#### [Material for the task]
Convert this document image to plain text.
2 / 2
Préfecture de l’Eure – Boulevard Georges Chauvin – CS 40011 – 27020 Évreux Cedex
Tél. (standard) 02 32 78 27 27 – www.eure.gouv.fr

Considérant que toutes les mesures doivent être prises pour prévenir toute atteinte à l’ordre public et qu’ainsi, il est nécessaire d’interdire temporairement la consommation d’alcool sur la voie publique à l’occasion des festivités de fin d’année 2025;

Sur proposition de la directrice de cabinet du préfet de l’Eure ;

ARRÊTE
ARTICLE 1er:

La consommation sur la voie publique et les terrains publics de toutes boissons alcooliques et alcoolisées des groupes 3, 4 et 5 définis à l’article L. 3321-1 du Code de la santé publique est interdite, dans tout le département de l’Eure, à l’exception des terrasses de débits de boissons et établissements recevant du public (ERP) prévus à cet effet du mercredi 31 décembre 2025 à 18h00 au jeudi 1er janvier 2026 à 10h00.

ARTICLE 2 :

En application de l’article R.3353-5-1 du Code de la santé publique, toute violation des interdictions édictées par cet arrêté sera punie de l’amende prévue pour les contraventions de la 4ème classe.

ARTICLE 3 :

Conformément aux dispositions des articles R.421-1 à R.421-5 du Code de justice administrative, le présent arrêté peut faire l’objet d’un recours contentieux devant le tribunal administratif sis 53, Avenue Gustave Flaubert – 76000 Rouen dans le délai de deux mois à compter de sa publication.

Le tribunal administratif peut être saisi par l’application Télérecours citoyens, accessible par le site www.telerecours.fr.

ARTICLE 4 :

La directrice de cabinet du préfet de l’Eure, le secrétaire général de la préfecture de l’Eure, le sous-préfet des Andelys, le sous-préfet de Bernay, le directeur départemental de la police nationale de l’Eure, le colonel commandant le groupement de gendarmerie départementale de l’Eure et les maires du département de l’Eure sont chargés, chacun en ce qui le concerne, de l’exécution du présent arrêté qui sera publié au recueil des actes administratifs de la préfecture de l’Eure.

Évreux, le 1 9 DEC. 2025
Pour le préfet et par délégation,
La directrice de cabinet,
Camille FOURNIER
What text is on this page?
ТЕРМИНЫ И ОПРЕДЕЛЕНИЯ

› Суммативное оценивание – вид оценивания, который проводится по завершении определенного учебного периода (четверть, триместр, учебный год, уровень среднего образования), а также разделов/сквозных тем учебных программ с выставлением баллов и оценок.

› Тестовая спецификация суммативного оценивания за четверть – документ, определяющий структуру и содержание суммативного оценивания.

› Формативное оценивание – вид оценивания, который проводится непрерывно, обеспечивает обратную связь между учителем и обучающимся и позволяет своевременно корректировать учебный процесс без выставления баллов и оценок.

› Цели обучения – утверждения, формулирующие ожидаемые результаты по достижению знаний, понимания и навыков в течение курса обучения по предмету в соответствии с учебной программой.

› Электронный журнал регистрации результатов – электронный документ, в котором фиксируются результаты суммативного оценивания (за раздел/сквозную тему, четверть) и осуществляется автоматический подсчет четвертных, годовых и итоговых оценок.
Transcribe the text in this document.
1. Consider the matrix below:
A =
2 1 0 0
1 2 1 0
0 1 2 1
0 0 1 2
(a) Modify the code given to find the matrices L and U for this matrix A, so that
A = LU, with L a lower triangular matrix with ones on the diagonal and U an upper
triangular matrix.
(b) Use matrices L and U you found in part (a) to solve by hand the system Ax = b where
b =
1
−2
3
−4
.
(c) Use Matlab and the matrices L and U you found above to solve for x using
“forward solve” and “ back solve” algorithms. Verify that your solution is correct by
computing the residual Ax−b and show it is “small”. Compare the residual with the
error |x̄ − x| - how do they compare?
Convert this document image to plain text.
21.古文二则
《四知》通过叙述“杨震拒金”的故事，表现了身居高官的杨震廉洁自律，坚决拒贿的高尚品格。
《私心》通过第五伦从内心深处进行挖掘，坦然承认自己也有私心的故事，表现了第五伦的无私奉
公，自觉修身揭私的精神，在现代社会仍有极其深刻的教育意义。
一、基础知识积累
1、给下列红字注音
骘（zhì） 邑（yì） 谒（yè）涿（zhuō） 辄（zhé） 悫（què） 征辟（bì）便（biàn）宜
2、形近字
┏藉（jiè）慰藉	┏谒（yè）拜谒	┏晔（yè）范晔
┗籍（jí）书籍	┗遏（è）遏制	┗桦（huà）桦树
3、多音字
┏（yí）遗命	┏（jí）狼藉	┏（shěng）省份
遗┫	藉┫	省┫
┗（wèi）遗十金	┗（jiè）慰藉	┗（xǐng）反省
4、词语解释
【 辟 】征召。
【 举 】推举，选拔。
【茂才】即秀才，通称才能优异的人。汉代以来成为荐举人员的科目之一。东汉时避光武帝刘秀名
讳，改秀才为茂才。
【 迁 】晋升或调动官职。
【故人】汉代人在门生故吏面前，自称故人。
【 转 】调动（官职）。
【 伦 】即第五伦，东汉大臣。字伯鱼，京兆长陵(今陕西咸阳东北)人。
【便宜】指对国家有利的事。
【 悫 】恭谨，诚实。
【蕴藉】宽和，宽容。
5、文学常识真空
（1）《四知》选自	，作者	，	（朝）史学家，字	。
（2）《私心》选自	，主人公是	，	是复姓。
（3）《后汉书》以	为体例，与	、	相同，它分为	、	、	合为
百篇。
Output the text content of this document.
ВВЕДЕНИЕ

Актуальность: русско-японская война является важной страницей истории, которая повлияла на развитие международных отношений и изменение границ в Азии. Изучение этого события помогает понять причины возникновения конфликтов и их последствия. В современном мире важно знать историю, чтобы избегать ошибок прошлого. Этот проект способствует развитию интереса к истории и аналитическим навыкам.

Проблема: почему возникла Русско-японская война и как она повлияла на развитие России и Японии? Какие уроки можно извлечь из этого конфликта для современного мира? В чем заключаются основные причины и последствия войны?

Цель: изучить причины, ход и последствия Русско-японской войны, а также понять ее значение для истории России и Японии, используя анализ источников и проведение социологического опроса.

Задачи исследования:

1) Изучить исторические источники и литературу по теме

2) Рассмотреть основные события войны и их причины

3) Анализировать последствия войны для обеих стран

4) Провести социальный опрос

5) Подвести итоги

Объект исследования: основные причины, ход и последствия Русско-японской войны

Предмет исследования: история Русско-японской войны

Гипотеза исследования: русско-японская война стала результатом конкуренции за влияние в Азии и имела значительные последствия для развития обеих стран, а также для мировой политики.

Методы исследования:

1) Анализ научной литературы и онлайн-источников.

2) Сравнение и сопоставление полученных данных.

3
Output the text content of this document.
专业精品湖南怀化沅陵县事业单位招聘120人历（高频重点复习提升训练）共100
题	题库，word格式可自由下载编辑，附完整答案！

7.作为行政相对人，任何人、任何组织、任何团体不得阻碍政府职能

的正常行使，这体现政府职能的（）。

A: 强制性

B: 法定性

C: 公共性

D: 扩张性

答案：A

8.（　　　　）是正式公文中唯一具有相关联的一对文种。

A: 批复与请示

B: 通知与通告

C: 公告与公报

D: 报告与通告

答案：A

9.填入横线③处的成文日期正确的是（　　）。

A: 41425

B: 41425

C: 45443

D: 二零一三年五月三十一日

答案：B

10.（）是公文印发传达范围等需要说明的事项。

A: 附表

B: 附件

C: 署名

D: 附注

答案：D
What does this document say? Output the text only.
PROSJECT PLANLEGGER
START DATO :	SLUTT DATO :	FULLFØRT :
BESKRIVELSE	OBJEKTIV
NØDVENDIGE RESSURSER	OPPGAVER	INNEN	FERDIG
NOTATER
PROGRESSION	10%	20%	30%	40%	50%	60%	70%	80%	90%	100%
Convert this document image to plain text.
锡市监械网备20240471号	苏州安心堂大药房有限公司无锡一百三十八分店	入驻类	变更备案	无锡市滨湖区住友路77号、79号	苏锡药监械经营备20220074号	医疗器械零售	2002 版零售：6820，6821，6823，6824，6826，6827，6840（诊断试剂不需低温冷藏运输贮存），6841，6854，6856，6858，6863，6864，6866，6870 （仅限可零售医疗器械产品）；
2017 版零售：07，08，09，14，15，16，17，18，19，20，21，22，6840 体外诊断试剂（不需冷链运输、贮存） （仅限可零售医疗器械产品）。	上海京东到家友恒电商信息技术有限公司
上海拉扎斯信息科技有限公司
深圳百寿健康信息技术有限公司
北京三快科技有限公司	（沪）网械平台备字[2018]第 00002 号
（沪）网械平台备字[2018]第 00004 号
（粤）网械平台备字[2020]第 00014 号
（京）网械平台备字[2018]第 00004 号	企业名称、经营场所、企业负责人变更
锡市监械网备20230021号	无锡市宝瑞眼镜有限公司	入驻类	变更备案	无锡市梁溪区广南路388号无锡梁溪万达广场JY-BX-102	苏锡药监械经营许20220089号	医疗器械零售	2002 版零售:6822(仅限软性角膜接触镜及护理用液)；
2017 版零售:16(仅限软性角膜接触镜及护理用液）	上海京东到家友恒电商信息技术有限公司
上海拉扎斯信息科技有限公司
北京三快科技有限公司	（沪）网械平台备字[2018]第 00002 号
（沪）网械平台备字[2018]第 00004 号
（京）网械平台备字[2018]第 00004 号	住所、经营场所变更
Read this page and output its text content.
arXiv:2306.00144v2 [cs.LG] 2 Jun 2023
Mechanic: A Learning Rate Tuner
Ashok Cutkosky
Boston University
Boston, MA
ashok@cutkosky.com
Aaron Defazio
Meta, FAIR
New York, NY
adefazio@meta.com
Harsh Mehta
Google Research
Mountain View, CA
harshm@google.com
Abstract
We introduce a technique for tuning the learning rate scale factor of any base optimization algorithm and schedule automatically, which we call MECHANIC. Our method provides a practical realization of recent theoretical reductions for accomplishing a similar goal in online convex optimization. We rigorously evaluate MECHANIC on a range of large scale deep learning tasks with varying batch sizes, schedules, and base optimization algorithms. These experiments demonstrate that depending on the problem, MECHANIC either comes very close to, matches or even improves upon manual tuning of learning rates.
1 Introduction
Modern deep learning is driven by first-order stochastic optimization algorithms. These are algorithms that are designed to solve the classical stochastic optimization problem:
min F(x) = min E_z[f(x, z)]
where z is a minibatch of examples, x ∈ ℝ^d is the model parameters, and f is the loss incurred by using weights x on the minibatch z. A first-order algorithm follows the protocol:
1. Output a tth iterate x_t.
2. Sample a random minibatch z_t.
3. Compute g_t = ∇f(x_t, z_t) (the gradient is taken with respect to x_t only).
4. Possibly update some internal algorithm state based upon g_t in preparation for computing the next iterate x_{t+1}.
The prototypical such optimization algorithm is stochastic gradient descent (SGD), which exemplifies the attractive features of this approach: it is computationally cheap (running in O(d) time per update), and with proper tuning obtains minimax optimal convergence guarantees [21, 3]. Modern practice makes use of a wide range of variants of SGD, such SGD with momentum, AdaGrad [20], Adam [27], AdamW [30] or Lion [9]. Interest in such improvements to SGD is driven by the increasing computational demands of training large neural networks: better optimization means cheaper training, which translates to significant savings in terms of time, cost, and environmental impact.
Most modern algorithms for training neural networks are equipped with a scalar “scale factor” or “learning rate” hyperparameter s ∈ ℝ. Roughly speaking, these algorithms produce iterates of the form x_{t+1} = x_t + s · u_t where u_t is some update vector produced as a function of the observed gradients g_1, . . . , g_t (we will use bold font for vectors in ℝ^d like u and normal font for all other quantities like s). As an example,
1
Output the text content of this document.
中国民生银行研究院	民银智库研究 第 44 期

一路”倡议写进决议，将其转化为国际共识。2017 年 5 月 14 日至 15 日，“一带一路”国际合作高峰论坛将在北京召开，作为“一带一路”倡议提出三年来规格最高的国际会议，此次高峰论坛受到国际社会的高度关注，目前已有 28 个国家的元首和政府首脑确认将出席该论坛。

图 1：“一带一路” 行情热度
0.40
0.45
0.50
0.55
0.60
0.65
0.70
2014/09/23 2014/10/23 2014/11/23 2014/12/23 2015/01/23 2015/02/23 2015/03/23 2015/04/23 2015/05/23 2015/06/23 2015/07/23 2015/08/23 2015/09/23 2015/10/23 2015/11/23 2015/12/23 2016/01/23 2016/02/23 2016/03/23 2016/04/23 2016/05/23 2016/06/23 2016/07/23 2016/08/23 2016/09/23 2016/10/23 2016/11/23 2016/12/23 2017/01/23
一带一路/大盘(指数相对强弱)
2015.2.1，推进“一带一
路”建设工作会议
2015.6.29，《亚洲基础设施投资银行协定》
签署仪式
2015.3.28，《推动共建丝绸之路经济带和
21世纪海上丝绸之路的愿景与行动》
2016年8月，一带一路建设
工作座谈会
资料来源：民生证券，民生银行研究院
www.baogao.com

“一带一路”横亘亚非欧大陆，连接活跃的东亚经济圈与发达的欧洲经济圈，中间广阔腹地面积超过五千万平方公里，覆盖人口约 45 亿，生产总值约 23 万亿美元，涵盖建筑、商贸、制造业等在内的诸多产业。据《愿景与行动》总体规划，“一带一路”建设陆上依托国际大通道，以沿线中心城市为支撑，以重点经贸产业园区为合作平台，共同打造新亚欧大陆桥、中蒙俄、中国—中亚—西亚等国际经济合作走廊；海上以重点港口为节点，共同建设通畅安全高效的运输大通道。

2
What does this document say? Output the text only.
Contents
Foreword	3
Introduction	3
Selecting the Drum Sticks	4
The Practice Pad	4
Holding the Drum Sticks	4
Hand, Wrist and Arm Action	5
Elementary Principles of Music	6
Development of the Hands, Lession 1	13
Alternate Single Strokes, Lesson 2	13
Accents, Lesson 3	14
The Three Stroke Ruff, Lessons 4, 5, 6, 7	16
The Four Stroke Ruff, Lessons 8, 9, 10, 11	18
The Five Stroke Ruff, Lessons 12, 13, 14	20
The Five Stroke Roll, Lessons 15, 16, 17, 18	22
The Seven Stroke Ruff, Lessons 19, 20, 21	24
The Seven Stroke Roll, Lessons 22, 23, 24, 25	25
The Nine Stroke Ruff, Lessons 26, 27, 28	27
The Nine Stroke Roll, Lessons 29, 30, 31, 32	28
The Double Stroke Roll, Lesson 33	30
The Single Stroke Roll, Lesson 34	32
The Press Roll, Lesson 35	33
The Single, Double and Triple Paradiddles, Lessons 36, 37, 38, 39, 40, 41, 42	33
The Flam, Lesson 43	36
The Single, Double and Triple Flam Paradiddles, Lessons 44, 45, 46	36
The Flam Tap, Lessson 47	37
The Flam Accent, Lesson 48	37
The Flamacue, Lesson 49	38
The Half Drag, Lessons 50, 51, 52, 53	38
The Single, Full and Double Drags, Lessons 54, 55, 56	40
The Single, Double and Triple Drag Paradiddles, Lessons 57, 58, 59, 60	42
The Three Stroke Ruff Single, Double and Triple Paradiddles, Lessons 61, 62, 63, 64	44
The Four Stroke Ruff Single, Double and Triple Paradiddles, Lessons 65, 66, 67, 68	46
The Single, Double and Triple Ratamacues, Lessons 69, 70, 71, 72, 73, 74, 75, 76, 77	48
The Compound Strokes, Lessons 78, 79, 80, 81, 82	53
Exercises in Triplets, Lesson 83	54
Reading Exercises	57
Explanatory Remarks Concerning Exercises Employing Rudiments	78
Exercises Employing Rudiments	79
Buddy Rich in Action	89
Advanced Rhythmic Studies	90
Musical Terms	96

#### [Aim]
Locate the word "using" in the records above, and return each line that has it.

#### [Task answer]
(c) Use Matlab and the matrices L and U you found above to solve for x using
where z is a minibatch of examples, x ∈ ℝ^d is the model parameters, and f is the loss incurred by using weights x on the minibatch z. A first-order algorithm follows the protocol:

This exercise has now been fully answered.